Task brief: Reproduce the data exactly and drop any pictures it holds.

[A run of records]

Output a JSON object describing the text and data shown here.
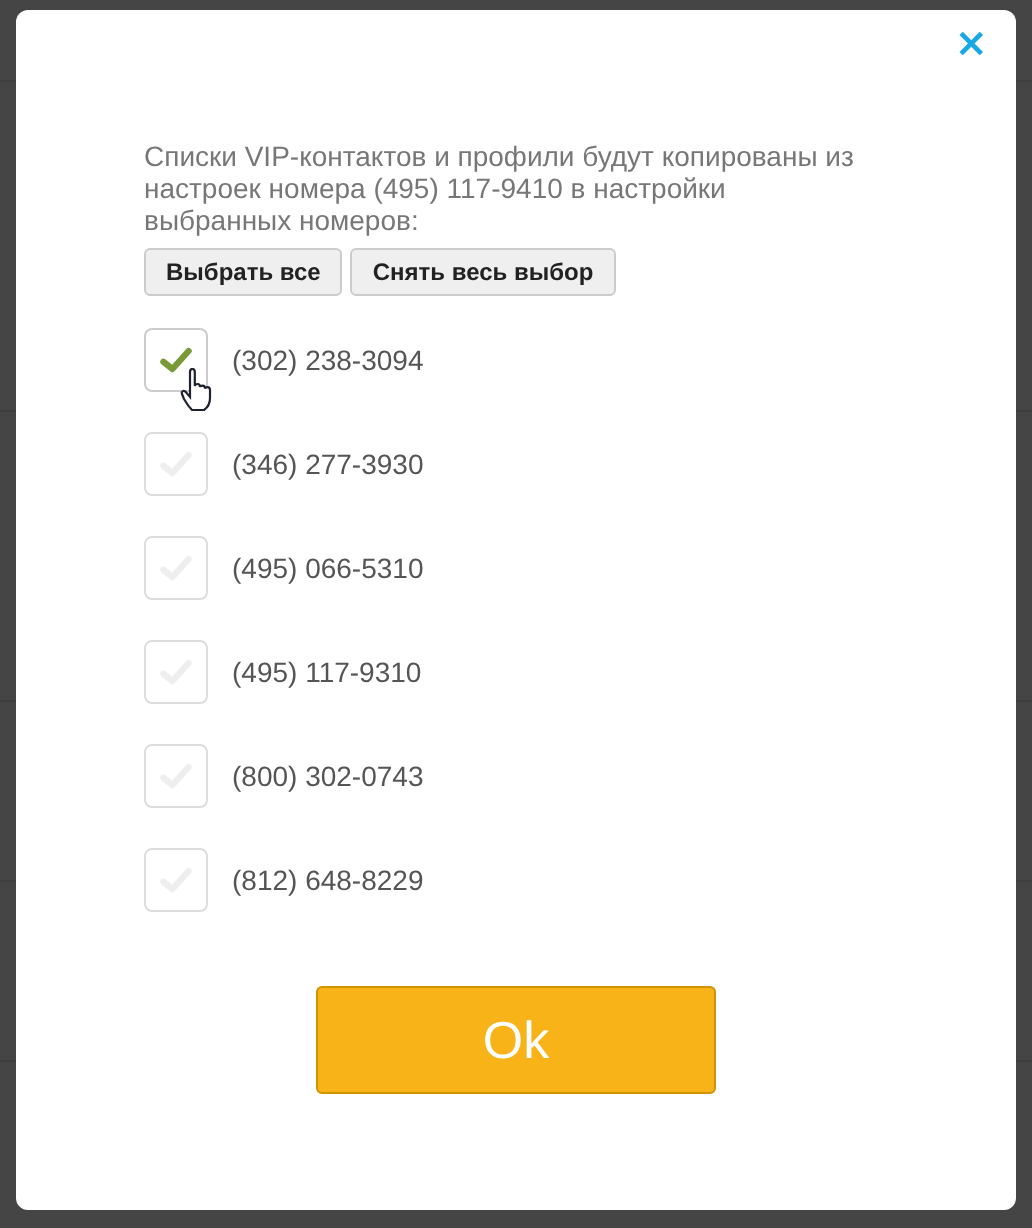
{
  "dialog": {
    "close": "×",
    "message": "Списки VIP-контактов и профили будут копированы из настроек номера (495) 117-9410 в настройки выбранных номеров:",
    "actions": [
      {
        "label": "Выбрать все"
      },
      {
        "label": "Снять весь выбор"
      }
    ],
    "numbers": [
      {
        "number": "(302) 238-3094",
        "checked": true,
        "pointer": true
      },
      {
        "number": "(346) 277-3930",
        "checked": false,
        "pointer": false
      },
      {
        "number": "(495) 066-5310",
        "checked": false,
        "pointer": false
      },
      {
        "number": "(495) 117-9310",
        "checked": false,
        "pointer": false
      },
      {
        "number": "(800) 302-0743",
        "checked": false,
        "pointer": false
      },
      {
        "number": "(812) 648-8229",
        "checked": false,
        "pointer": false
      }
    ],
    "ok": "Ok"
  }
}
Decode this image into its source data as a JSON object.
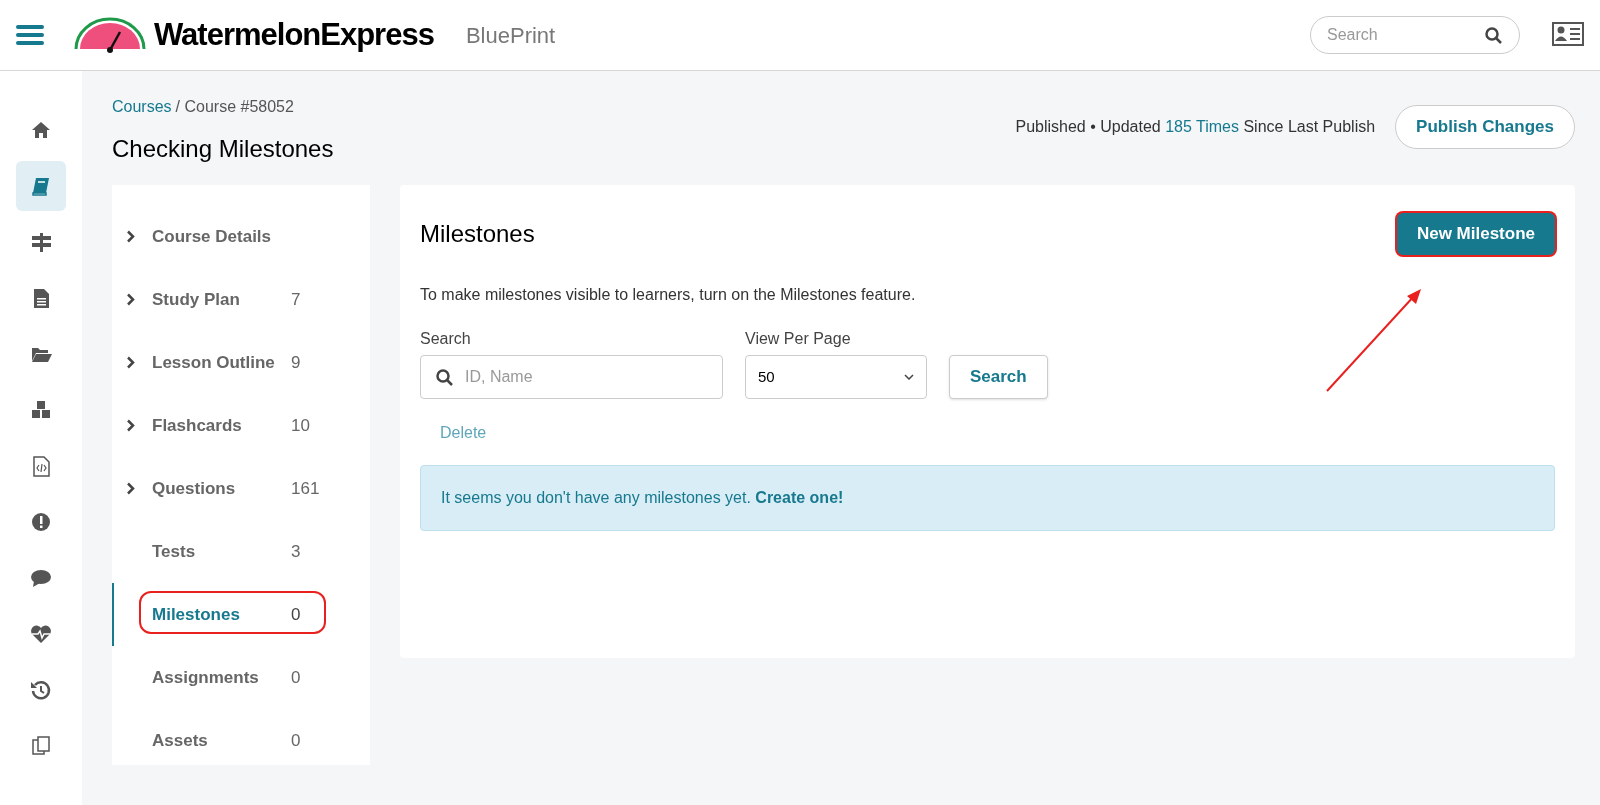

Task output:
Output a JSON object describing the text and data shown here.
{
  "dialog": {
    "close": "×",
    "message": "Списки VIP-контактов и профили будут копированы из настроек номера (495) 117-9410 в настройки выбранных номеров:",
    "actions": [
      {
        "label": "Выбрать все"
      },
      {
        "label": "Снять весь выбор"
      }
    ],
    "numbers": [
      {
        "number": "(302) 238-3094",
        "checked": true,
        "pointer": true
      },
      {
        "number": "(346) 277-3930",
        "checked": false,
        "pointer": false
      },
      {
        "number": "(495) 066-5310",
        "checked": false,
        "pointer": false
      },
      {
        "number": "(495) 117-9310",
        "checked": false,
        "pointer": false
      },
      {
        "number": "(800) 302-0743",
        "checked": false,
        "pointer": false
      },
      {
        "number": "(812) 648-8229",
        "checked": false,
        "pointer": false
      }
    ],
    "ok": "Ok"
  }
}
Decode this image into its source data as a JSON object.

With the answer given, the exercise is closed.